THE EXERCISE: Identify, in the records below, every line where the string "kind" appears, and copy each such line.

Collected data

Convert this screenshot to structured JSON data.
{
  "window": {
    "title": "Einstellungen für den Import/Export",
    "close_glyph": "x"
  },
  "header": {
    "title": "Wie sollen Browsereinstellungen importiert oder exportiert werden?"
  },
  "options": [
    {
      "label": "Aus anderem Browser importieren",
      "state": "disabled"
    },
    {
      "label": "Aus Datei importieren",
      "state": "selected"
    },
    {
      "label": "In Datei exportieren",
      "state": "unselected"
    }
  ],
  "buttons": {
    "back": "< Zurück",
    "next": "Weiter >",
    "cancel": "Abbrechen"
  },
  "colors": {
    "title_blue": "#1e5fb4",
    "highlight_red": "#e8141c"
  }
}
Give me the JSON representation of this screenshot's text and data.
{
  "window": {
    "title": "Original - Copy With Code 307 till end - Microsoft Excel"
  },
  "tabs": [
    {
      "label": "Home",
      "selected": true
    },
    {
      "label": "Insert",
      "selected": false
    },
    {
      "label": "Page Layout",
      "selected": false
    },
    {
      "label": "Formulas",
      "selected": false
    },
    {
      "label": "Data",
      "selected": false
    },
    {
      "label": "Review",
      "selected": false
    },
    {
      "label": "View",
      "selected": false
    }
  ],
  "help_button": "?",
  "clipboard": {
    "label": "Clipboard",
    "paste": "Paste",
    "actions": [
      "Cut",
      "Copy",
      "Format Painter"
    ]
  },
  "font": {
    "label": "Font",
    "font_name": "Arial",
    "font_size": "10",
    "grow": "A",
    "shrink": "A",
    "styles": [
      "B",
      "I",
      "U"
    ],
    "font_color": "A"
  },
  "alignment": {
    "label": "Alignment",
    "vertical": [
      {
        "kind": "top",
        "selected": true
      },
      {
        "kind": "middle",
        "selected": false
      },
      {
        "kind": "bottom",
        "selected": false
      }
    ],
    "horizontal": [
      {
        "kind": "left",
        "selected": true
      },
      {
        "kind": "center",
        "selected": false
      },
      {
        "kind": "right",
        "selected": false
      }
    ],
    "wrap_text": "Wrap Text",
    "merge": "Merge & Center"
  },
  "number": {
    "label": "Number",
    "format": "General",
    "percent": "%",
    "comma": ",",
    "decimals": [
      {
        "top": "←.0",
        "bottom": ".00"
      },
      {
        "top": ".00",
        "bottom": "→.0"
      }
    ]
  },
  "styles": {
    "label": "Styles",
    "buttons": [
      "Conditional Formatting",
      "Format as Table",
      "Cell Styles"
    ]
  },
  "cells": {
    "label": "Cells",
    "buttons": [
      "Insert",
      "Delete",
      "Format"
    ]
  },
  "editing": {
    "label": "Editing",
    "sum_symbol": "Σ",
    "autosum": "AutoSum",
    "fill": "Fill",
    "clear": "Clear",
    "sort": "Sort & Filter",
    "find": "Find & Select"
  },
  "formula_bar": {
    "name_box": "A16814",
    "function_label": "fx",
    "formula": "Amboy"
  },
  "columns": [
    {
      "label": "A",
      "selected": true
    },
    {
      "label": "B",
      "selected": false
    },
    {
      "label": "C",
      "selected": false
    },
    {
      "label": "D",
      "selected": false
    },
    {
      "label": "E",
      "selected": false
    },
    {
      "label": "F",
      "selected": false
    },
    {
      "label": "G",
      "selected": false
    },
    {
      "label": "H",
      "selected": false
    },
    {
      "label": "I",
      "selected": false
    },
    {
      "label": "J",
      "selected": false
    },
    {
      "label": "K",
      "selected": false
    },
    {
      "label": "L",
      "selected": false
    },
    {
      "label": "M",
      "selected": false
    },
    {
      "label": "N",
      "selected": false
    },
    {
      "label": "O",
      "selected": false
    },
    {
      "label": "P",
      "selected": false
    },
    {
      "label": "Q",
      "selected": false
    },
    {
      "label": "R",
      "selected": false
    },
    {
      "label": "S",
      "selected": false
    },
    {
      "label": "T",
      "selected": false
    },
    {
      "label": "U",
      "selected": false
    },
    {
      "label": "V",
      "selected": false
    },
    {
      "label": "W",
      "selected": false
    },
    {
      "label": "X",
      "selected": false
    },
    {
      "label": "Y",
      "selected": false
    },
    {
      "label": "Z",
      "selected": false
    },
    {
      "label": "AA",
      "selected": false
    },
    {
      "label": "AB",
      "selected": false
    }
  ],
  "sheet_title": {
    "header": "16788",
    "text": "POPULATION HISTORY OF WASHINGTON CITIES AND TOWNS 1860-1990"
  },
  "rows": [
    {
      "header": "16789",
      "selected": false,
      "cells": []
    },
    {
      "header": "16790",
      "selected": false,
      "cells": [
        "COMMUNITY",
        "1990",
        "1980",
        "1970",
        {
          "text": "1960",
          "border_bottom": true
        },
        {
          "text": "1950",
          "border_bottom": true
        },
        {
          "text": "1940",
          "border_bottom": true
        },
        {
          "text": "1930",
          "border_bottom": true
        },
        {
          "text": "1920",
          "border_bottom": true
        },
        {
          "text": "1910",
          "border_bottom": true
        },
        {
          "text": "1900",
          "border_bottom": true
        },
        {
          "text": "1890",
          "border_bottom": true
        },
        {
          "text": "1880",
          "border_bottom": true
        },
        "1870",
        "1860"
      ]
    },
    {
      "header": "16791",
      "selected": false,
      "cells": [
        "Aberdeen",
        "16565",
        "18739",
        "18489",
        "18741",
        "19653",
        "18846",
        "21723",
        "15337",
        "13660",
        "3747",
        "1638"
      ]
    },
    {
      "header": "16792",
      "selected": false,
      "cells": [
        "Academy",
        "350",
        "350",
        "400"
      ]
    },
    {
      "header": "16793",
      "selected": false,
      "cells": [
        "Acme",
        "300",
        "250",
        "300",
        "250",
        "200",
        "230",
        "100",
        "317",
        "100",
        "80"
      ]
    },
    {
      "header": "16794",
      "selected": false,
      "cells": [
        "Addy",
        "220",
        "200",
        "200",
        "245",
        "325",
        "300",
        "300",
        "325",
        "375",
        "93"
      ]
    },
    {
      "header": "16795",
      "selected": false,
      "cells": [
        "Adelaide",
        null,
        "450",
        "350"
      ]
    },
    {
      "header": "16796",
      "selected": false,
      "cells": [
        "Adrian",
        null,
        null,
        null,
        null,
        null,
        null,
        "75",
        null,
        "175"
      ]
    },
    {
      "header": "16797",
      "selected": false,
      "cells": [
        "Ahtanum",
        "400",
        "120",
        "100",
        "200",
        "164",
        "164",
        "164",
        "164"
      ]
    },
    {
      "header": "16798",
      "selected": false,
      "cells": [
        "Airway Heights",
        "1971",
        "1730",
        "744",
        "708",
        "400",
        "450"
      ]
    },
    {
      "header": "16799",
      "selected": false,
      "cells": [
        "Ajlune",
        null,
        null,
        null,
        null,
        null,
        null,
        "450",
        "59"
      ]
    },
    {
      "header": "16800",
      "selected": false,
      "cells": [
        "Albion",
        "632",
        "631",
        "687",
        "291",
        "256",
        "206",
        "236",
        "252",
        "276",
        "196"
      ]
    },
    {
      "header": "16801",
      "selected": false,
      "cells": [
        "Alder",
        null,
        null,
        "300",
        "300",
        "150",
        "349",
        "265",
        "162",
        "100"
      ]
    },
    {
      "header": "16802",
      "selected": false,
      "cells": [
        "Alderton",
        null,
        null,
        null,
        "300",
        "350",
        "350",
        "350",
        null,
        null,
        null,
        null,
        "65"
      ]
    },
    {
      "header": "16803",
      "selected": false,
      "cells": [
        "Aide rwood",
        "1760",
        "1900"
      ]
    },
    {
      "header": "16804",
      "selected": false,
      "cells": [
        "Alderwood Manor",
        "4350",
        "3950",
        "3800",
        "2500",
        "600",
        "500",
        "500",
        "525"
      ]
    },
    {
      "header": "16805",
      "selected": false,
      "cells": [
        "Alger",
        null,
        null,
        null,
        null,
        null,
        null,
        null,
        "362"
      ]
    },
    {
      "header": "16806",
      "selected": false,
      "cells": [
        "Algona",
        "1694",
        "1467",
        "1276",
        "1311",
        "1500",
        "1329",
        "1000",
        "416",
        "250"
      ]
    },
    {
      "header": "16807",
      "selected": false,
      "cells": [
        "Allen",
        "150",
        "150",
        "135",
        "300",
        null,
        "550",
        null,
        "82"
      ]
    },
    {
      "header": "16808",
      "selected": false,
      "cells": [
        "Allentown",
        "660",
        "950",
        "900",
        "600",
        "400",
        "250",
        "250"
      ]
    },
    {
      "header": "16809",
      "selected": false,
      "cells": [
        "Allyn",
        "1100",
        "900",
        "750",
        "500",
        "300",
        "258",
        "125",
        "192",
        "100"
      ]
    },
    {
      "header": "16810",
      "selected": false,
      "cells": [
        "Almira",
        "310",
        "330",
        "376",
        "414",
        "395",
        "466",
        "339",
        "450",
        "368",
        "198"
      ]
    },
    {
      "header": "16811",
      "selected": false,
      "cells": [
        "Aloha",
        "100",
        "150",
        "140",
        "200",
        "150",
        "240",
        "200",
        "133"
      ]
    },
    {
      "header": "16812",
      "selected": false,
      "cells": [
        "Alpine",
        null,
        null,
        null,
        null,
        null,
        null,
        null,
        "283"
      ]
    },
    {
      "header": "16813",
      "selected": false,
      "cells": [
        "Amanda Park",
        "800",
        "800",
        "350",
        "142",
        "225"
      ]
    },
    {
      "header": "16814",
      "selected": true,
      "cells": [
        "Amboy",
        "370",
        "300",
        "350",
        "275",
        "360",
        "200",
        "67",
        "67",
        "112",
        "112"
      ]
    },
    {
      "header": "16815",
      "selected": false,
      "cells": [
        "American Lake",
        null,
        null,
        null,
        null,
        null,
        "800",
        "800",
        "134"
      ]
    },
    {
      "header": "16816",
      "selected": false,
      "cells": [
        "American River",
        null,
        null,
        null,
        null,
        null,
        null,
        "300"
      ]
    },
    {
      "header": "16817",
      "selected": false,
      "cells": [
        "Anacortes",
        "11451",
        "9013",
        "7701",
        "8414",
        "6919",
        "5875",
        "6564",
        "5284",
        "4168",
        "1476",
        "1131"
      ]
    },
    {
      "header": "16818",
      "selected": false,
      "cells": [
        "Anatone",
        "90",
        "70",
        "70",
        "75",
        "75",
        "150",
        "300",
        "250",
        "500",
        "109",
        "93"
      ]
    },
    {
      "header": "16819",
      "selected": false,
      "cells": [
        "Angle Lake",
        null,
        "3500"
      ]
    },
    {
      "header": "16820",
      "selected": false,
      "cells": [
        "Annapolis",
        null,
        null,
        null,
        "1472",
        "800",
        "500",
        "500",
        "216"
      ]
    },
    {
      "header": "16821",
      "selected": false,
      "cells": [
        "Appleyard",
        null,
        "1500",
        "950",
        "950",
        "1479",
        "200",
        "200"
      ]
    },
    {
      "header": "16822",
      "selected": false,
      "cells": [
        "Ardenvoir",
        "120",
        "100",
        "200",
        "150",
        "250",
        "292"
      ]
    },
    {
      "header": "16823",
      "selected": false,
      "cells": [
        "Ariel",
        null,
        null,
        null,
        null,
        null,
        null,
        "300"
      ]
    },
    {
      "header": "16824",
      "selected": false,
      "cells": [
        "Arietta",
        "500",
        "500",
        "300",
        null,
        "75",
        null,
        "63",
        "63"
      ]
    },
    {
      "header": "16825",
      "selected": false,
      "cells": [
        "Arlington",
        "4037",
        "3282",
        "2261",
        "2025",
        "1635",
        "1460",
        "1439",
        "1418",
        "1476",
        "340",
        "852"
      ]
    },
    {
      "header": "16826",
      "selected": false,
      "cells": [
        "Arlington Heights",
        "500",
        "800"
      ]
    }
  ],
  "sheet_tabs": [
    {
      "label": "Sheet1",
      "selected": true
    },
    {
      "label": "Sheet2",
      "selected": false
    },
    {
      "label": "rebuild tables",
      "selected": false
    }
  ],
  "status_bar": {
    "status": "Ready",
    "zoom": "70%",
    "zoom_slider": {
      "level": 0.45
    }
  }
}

TASK ANSWER:
        "kind": "top",
        "kind": "middle",
        "kind": "bottom",
        "kind": "left",
        "kind": "center",
        "kind": "right",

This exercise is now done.